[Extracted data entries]

* * * * * * * * *

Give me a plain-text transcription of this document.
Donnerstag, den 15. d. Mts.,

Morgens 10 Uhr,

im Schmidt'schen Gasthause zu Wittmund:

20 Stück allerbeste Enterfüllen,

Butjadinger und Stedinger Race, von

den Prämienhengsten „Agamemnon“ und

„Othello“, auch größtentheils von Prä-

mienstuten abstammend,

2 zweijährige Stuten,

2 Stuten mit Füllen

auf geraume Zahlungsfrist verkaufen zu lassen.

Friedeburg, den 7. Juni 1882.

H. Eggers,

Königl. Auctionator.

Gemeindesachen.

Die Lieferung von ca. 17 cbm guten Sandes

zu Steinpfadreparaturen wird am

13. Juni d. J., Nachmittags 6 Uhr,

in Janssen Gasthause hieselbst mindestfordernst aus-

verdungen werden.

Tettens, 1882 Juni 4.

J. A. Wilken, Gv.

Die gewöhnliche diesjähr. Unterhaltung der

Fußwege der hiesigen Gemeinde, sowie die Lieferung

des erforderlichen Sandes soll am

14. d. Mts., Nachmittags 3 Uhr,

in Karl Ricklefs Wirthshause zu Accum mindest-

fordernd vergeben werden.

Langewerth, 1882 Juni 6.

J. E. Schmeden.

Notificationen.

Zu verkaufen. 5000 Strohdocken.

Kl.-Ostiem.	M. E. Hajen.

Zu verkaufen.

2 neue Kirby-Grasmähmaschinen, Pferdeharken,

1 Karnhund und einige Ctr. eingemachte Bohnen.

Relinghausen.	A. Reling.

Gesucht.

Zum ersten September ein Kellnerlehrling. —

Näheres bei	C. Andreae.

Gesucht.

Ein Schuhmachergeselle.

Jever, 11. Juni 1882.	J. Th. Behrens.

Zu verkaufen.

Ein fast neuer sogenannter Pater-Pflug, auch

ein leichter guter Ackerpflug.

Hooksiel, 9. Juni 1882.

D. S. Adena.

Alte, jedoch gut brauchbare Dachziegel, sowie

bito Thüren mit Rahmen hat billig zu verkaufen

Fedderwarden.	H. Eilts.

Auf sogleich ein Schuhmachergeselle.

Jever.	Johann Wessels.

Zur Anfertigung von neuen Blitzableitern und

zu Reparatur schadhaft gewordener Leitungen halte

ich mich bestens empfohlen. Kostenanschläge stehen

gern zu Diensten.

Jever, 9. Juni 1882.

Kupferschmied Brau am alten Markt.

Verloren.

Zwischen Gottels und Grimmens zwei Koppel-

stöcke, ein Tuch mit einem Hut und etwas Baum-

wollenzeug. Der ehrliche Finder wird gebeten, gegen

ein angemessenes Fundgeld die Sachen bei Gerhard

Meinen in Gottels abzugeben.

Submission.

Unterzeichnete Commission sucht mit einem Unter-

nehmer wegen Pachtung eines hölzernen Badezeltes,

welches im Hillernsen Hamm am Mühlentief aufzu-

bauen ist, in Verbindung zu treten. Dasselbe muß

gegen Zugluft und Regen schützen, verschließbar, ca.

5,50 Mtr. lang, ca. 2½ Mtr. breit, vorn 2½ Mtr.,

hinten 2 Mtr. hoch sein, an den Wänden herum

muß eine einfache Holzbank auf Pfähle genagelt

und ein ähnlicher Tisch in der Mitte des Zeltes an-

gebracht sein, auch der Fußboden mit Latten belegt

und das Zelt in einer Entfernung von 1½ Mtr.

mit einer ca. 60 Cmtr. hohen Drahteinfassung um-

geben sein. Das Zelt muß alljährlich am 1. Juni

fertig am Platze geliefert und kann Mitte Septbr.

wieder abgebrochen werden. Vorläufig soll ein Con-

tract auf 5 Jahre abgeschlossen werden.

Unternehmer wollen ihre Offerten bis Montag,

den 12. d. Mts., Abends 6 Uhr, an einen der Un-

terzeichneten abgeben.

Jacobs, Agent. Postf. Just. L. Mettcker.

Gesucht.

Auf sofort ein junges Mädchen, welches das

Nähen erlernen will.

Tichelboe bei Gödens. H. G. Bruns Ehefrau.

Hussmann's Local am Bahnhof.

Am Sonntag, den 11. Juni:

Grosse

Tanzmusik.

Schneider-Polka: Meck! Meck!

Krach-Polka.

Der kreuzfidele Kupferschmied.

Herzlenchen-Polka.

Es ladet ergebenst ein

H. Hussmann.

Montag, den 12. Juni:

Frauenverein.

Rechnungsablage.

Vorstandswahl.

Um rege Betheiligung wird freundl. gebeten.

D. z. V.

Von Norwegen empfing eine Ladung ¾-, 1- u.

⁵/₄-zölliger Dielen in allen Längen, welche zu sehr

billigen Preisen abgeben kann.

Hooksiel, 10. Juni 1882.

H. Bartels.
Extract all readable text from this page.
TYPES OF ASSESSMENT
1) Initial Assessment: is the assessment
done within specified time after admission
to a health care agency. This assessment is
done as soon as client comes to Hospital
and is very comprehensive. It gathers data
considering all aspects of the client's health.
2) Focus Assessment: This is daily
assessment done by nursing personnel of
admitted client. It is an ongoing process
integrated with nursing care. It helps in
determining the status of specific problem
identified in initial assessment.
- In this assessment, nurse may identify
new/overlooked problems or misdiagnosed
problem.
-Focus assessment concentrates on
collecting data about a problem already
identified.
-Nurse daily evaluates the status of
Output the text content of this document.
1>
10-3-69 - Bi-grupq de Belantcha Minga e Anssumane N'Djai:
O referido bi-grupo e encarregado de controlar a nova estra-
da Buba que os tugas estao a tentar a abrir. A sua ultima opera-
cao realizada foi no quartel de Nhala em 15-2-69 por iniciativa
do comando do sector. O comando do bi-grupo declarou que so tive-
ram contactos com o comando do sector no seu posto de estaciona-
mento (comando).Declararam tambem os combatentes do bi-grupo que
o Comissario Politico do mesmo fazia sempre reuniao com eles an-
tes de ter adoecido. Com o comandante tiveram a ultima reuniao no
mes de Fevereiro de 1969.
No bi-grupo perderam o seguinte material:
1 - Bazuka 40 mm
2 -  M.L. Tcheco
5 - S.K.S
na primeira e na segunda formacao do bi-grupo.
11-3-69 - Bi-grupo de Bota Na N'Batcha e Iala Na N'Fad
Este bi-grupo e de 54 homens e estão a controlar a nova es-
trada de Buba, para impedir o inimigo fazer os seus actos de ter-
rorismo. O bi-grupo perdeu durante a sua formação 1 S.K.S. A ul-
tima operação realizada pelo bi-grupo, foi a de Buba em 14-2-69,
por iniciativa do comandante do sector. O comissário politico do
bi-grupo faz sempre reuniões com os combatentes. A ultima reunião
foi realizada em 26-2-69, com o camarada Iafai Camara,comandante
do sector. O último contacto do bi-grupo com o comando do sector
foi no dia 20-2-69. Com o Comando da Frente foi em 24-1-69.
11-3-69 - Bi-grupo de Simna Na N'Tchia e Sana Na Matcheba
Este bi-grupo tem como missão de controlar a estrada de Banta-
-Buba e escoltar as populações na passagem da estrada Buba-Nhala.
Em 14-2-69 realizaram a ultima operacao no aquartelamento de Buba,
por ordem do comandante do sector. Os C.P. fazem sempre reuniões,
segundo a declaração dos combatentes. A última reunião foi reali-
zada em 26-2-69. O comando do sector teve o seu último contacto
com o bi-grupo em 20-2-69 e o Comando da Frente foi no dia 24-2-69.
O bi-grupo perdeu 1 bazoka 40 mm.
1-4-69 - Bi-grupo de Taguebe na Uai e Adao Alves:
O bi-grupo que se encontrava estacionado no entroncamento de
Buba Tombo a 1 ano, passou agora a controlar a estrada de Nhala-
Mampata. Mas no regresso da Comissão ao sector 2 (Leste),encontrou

* * * * * * * * *

> [THE TASK] Reproduce every line of the data verbatim.

> [OUTPUT OF THE EXERCISE]
Give me a plain-text transcription of this document.
Donnerstag, den 15. d. Mts.,

Morgens 10 Uhr,

im Schmidt'schen Gasthause zu Wittmund:

20 Stück allerbeste Enterfüllen,

Butjadinger und Stedinger Race, von

den Prämienhengsten „Agamemnon“ und

„Othello“, auch größtentheils von Prä-

mienstuten abstammend,

2 zweijährige Stuten,

2 Stuten mit Füllen

auf geraume Zahlungsfrist verkaufen zu lassen.

Friedeburg, den 7. Juni 1882.

H. Eggers,

Königl. Auctionator.

Gemeindesachen.

Die Lieferung von ca. 17 cbm guten Sandes

zu Steinpfadreparaturen wird am

13. Juni d. J., Nachmittags 6 Uhr,

in Janssen Gasthause hieselbst mindestfordernst aus-

verdungen werden.

Tettens, 1882 Juni 4.

J. A. Wilken, Gv.

Die gewöhnliche diesjähr. Unterhaltung der

Fußwege der hiesigen Gemeinde, sowie die Lieferung

des erforderlichen Sandes soll am

14. d. Mts., Nachmittags 3 Uhr,

in Karl Ricklefs Wirthshause zu Accum mindest-

fordernd vergeben werden.

Langewerth, 1882 Juni 6.

J. E. Schmeden.

Notificationen.

Zu verkaufen. 5000 Strohdocken.

Kl.-Ostiem.	M. E. Hajen.

Zu verkaufen.

2 neue Kirby-Grasmähmaschinen, Pferdeharken,

1 Karnhund und einige Ctr. eingemachte Bohnen.

Relinghausen.	A. Reling.

Gesucht.

Zum ersten September ein Kellnerlehrling. —

Näheres bei	C. Andreae.

Gesucht.

Ein Schuhmachergeselle.

Jever, 11. Juni 1882.	J. Th. Behrens.

Zu verkaufen.

Ein fast neuer sogenannter Pater-Pflug, auch

ein leichter guter Ackerpflug.

Hooksiel, 9. Juni 1882.

D. S. Adena.

Alte, jedoch gut brauchbare Dachziegel, sowie

bito Thüren mit Rahmen hat billig zu verkaufen

Fedderwarden.	H. Eilts.

Auf sogleich ein Schuhmachergeselle.

Jever.	Johann Wessels.

Zur Anfertigung von neuen Blitzableitern und

zu Reparatur schadhaft gewordener Leitungen halte

ich mich bestens empfohlen. Kostenanschläge stehen

gern zu Diensten.

Jever, 9. Juni 1882.

Kupferschmied Brau am alten Markt.

Verloren.

Zwischen Gottels und Grimmens zwei Koppel-

stöcke, ein Tuch mit einem Hut und etwas Baum-

wollenzeug. Der ehrliche Finder wird gebeten, gegen

ein angemessenes Fundgeld die Sachen bei Gerhard

Meinen in Gottels abzugeben.

Submission.

Unterzeichnete Commission sucht mit einem Unter-

nehmer wegen Pachtung eines hölzernen Badezeltes,

welches im Hillernsen Hamm am Mühlentief aufzu-

bauen ist, in Verbindung zu treten. Dasselbe muß

gegen Zugluft und Regen schützen, verschließbar, ca.

5,50 Mtr. lang, ca. 2½ Mtr. breit, vorn 2½ Mtr.,

hinten 2 Mtr. hoch sein, an den Wänden herum

muß eine einfache Holzbank auf Pfähle genagelt

und ein ähnlicher Tisch in der Mitte des Zeltes an-

gebracht sein, auch der Fußboden mit Latten belegt

und das Zelt in einer Entfernung von 1½ Mtr.

mit einer ca. 60 Cmtr. hohen Drahteinfassung um-

geben sein. Das Zelt muß alljährlich am 1. Juni

fertig am Platze geliefert und kann Mitte Septbr.

wieder abgebrochen werden. Vorläufig soll ein Con-

tract auf 5 Jahre abgeschlossen werden.

Unternehmer wollen ihre Offerten bis Montag,

den 12. d. Mts., Abends 6 Uhr, an einen der Un-

terzeichneten abgeben.

Jacobs, Agent. Postf. Just. L. Mettcker.

Gesucht.

Auf sofort ein junges Mädchen, welches das

Nähen erlernen will.

Tichelboe bei Gödens. H. G. Bruns Ehefrau.

Hussmann's Local am Bahnhof.

Am Sonntag, den 11. Juni:

Grosse

Tanzmusik.

Schneider-Polka: Meck! Meck!

Krach-Polka.

Der kreuzfidele Kupferschmied.

Herzlenchen-Polka.

Es ladet ergebenst ein

H. Hussmann.

Montag, den 12. Juni:

Frauenverein.

Rechnungsablage.

Vorstandswahl.

Um rege Betheiligung wird freundl. gebeten.

D. z. V.

Von Norwegen empfing eine Ladung ¾-, 1- u.

⁵/₄-zölliger Dielen in allen Längen, welche zu sehr

billigen Preisen abgeben kann.

Hooksiel, 10. Juni 1882.

H. Bartels.
Extract all readable text from this page.
TYPES OF ASSESSMENT
1) Initial Assessment: is the assessment
done within specified time after admission
to a health care agency. This assessment is
done as soon as client comes to Hospital
and is very comprehensive. It gathers data
considering all aspects of the client's health.
2) Focus Assessment: This is daily
assessment done by nursing personnel of
admitted client. It is an ongoing process
integrated with nursing care. It helps in
determining the status of specific problem
identified in initial assessment.
- In this assessment, nurse may identify
new/overlooked problems or misdiagnosed
problem.
-Focus assessment concentrates on
collecting data about a problem already
identified.
-Nurse daily evaluates the status of
Output the text content of this document.
1>
10-3-69 - Bi-grupq de Belantcha Minga e Anssumane N'Djai:
O referido bi-grupo e encarregado de controlar a nova estra-
da Buba que os tugas estao a tentar a abrir. A sua ultima opera-
cao realizada foi no quartel de Nhala em 15-2-69 por iniciativa
do comando do sector. O comando do bi-grupo declarou que so tive-
ram contactos com o comando do sector no seu posto de estaciona-
mento (comando).Declararam tambem os combatentes do bi-grupo que
o Comissario Politico do mesmo fazia sempre reuniao com eles an-
tes de ter adoecido. Com o comandante tiveram a ultima reuniao no
mes de Fevereiro de 1969.
No bi-grupo perderam o seguinte material:
1 - Bazuka 40 mm
2 -  M.L. Tcheco
5 - S.K.S
na primeira e na segunda formacao do bi-grupo.
11-3-69 - Bi-grupo de Bota Na N'Batcha e Iala Na N'Fad
Este bi-grupo e de 54 homens e estão a controlar a nova es-
trada de Buba, para impedir o inimigo fazer os seus actos de ter-
rorismo. O bi-grupo perdeu durante a sua formação 1 S.K.S. A ul-
tima operação realizada pelo bi-grupo, foi a de Buba em 14-2-69,
por iniciativa do comandante do sector. O comissário politico do
bi-grupo faz sempre reuniões com os combatentes. A ultima reunião
foi realizada em 26-2-69, com o camarada Iafai Camara,comandante
do sector. O último contacto do bi-grupo com o comando do sector
foi no dia 20-2-69. Com o Comando da Frente foi em 24-1-69.
11-3-69 - Bi-grupo de Simna Na N'Tchia e Sana Na Matcheba
Este bi-grupo tem como missão de controlar a estrada de Banta-
-Buba e escoltar as populações na passagem da estrada Buba-Nhala.
Em 14-2-69 realizaram a ultima operacao no aquartelamento de Buba,
por ordem do comandante do sector. Os C.P. fazem sempre reuniões,
segundo a declaração dos combatentes. A última reunião foi reali-
zada em 26-2-69. O comando do sector teve o seu último contacto
com o bi-grupo em 20-2-69 e o Comando da Frente foi no dia 24-2-69.
O bi-grupo perdeu 1 bazoka 40 mm.
1-4-69 - Bi-grupo de Taguebe na Uai e Adao Alves:
O bi-grupo que se encontrava estacionado no entroncamento de
Buba Tombo a 1 ano, passou agora a controlar a estrada de Nhala-
Mampata. Mas no regresso da Comissão ao sector 2 (Leste),encontrou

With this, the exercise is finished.